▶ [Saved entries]
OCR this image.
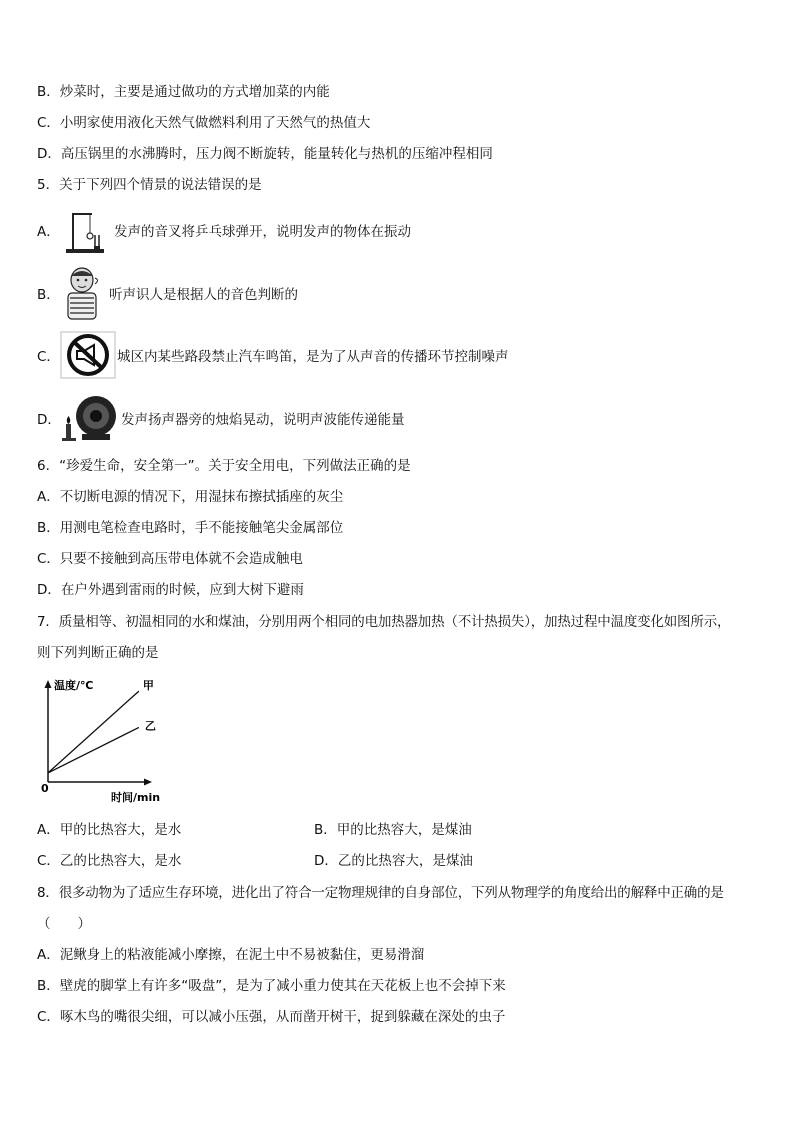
B．炒菜时，主要是通过做功的方式增加菜的内能
C．小明家使用液化天然气做燃料利用了天然气的热值大
D．高压锅里的水沸腾时，压力阀不断旋转，能量转化与热机的压缩冲程相同
5．关于下列四个情景的说法错误的是
A．	发声的音叉将乒乓球弹开，说明发声的物体在振动
B．	听声识人是根据人的音色判断的
C．	城区内某些路段禁止汽车鸣笛，是为了从声音的传播环节控制噪声
D．	发声扬声器旁的烛焰晃动，说明声波能传递能量
6．“珍爱生命，安全第一”。关于安全用电，下列做法正确的是
A．不切断电源的情况下，用湿抹布擦拭插座的灰尘
B．用测电笔检查电路时，手不能接触笔尖金属部位
C．只要不接触到高压带电体就不会造成触电
D．在户外遇到雷雨的时候，应到大树下避雨
7．质量相等、初温相同的水和煤油，分别用两个相同的电加热器加热（不计热损失），加热过程中温度变化如图所示，
则下列判断正确的是
甲
乙
温度/℃
时间/min
0
A．甲的比热容大，是水	B．甲的比热容大，是煤油
C．乙的比热容大，是水	D．乙的比热容大，是煤油
8．很多动物为了适应生存环境，进化出了符合一定物理规律的自身部位，下列从物理学的角度给出的解释中正确的是
（　　）
A．泥鳅身上的粘液能减小摩擦，在泥土中不易被黏住，更易滑溜
B．壁虎的脚掌上有许多“吸盘”，是为了减小重力使其在天花板上也不会掉下来
C．啄木鸟的嘴很尖细，可以减小压强，从而凿开树干，捉到躲藏在深处的虫子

▶ [OBJECTIVE] Print all of the records shown above exactly, leaving out each picture.

▶ [EXERCISE RESPONSE]
OCR this image.
B．炒菜时，主要是通过做功的方式增加菜的内能
C．小明家使用液化天然气做燃料利用了天然气的热值大
D．高压锅里的水沸腾时，压力阀不断旋转，能量转化与热机的压缩冲程相同
5．关于下列四个情景的说法错误的是
A．	发声的音叉将乒乓球弹开，说明发声的物体在振动
B．	听声识人是根据人的音色判断的
C．	城区内某些路段禁止汽车鸣笛，是为了从声音的传播环节控制噪声
D．	发声扬声器旁的烛焰晃动，说明声波能传递能量
6．“珍爱生命，安全第一”。关于安全用电，下列做法正确的是
A．不切断电源的情况下，用湿抹布擦拭插座的灰尘
B．用测电笔检查电路时，手不能接触笔尖金属部位
C．只要不接触到高压带电体就不会造成触电
D．在户外遇到雷雨的时候，应到大树下避雨
7．质量相等、初温相同的水和煤油，分别用两个相同的电加热器加热（不计热损失），加热过程中温度变化如图所示，
则下列判断正确的是
甲
乙
温度/℃
时间/min
0
A．甲的比热容大，是水	B．甲的比热容大，是煤油
C．乙的比热容大，是水	D．乙的比热容大，是煤油
8．很多动物为了适应生存环境，进化出了符合一定物理规律的自身部位，下列从物理学的角度给出的解释中正确的是
（　　）
A．泥鳅身上的粘液能减小摩擦，在泥土中不易被黏住，更易滑溜
B．壁虎的脚掌上有许多“吸盘”，是为了减小重力使其在天花板上也不会掉下来
C．啄木鸟的嘴很尖细，可以减小压强，从而凿开树干，捉到躲藏在深处的虫子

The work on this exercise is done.